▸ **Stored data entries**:
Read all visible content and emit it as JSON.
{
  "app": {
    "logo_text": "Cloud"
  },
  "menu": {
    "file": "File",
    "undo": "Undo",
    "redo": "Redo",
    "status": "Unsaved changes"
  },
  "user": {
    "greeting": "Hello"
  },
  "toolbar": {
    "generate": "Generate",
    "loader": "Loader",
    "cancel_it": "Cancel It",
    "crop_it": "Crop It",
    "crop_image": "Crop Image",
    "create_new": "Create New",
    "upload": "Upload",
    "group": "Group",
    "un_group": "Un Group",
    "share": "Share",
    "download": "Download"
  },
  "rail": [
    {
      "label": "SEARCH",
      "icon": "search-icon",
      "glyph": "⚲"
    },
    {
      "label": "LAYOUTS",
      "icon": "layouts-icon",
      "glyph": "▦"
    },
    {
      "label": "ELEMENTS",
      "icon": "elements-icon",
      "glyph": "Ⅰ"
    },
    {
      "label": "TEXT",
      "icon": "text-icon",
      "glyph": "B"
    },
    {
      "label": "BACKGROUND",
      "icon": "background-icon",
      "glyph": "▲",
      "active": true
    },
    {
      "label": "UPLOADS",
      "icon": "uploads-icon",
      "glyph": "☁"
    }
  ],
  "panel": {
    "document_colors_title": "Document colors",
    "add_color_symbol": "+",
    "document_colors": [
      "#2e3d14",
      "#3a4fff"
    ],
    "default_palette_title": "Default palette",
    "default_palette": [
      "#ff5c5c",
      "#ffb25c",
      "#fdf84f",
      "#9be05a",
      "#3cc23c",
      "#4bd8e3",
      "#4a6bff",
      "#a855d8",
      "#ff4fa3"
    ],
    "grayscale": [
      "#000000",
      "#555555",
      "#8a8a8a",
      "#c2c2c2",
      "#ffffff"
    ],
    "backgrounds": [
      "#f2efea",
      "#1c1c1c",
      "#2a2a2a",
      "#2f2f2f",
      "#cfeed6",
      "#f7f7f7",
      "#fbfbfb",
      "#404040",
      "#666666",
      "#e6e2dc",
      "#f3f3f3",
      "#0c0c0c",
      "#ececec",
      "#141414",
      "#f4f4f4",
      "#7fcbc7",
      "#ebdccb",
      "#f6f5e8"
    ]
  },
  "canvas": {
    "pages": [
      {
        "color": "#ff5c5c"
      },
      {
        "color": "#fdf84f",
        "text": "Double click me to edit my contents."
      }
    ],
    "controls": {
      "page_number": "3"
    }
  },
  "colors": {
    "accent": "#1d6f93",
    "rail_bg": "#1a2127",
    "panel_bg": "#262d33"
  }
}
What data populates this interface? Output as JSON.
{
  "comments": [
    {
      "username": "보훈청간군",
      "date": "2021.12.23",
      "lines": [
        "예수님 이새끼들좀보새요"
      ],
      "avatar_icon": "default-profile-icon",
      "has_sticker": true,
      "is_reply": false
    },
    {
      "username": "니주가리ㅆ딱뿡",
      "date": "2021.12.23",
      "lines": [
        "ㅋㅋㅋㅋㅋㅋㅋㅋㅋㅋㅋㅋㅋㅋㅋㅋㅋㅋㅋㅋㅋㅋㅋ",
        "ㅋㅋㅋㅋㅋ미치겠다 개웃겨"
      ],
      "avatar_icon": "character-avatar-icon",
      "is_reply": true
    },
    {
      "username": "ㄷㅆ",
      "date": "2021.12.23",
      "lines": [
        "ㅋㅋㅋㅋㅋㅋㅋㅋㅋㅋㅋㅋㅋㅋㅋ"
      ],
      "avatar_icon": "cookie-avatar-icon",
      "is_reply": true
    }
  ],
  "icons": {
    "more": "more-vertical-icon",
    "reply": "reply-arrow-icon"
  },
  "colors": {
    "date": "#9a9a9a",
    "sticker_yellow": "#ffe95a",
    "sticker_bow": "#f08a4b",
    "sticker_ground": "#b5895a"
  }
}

▸ **The task**:
Give the complete listing a second time, exactly as it reads.

▸ **Problem solution**:
Read all visible content and emit it as JSON.
{
  "app": {
    "logo_text": "Cloud"
  },
  "menu": {
    "file": "File",
    "undo": "Undo",
    "redo": "Redo",
    "status": "Unsaved changes"
  },
  "user": {
    "greeting": "Hello"
  },
  "toolbar": {
    "generate": "Generate",
    "loader": "Loader",
    "cancel_it": "Cancel It",
    "crop_it": "Crop It",
    "crop_image": "Crop Image",
    "create_new": "Create New",
    "upload": "Upload",
    "group": "Group",
    "un_group": "Un Group",
    "share": "Share",
    "download": "Download"
  },
  "rail": [
    {
      "label": "SEARCH",
      "icon": "search-icon",
      "glyph": "⚲"
    },
    {
      "label": "LAYOUTS",
      "icon": "layouts-icon",
      "glyph": "▦"
    },
    {
      "label": "ELEMENTS",
      "icon": "elements-icon",
      "glyph": "Ⅰ"
    },
    {
      "label": "TEXT",
      "icon": "text-icon",
      "glyph": "B"
    },
    {
      "label": "BACKGROUND",
      "icon": "background-icon",
      "glyph": "▲",
      "active": true
    },
    {
      "label": "UPLOADS",
      "icon": "uploads-icon",
      "glyph": "☁"
    }
  ],
  "panel": {
    "document_colors_title": "Document colors",
    "add_color_symbol": "+",
    "document_colors": [
      "#2e3d14",
      "#3a4fff"
    ],
    "default_palette_title": "Default palette",
    "default_palette": [
      "#ff5c5c",
      "#ffb25c",
      "#fdf84f",
      "#9be05a",
      "#3cc23c",
      "#4bd8e3",
      "#4a6bff",
      "#a855d8",
      "#ff4fa3"
    ],
    "grayscale": [
      "#000000",
      "#555555",
      "#8a8a8a",
      "#c2c2c2",
      "#ffffff"
    ],
    "backgrounds": [
      "#f2efea",
      "#1c1c1c",
      "#2a2a2a",
      "#2f2f2f",
      "#cfeed6",
      "#f7f7f7",
      "#fbfbfb",
      "#404040",
      "#666666",
      "#e6e2dc",
      "#f3f3f3",
      "#0c0c0c",
      "#ececec",
      "#141414",
      "#f4f4f4",
      "#7fcbc7",
      "#ebdccb",
      "#f6f5e8"
    ]
  },
  "canvas": {
    "pages": [
      {
        "color": "#ff5c5c"
      },
      {
        "color": "#fdf84f",
        "text": "Double click me to edit my contents."
      }
    ],
    "controls": {
      "page_number": "3"
    }
  },
  "colors": {
    "accent": "#1d6f93",
    "rail_bg": "#1a2127",
    "panel_bg": "#262d33"
  }
}
What data populates this interface? Output as JSON.
{
  "comments": [
    {
      "username": "보훈청간군",
      "date": "2021.12.23",
      "lines": [
        "예수님 이새끼들좀보새요"
      ],
      "avatar_icon": "default-profile-icon",
      "has_sticker": true,
      "is_reply": false
    },
    {
      "username": "니주가리ㅆ딱뿡",
      "date": "2021.12.23",
      "lines": [
        "ㅋㅋㅋㅋㅋㅋㅋㅋㅋㅋㅋㅋㅋㅋㅋㅋㅋㅋㅋㅋㅋㅋㅋ",
        "ㅋㅋㅋㅋㅋ미치겠다 개웃겨"
      ],
      "avatar_icon": "character-avatar-icon",
      "is_reply": true
    },
    {
      "username": "ㄷㅆ",
      "date": "2021.12.23",
      "lines": [
        "ㅋㅋㅋㅋㅋㅋㅋㅋㅋㅋㅋㅋㅋㅋㅋ"
      ],
      "avatar_icon": "cookie-avatar-icon",
      "is_reply": true
    }
  ],
  "icons": {
    "more": "more-vertical-icon",
    "reply": "reply-arrow-icon"
  },
  "colors": {
    "date": "#9a9a9a",
    "sticker_yellow": "#ffe95a",
    "sticker_bow": "#f08a4b",
    "sticker_ground": "#b5895a"
  }
}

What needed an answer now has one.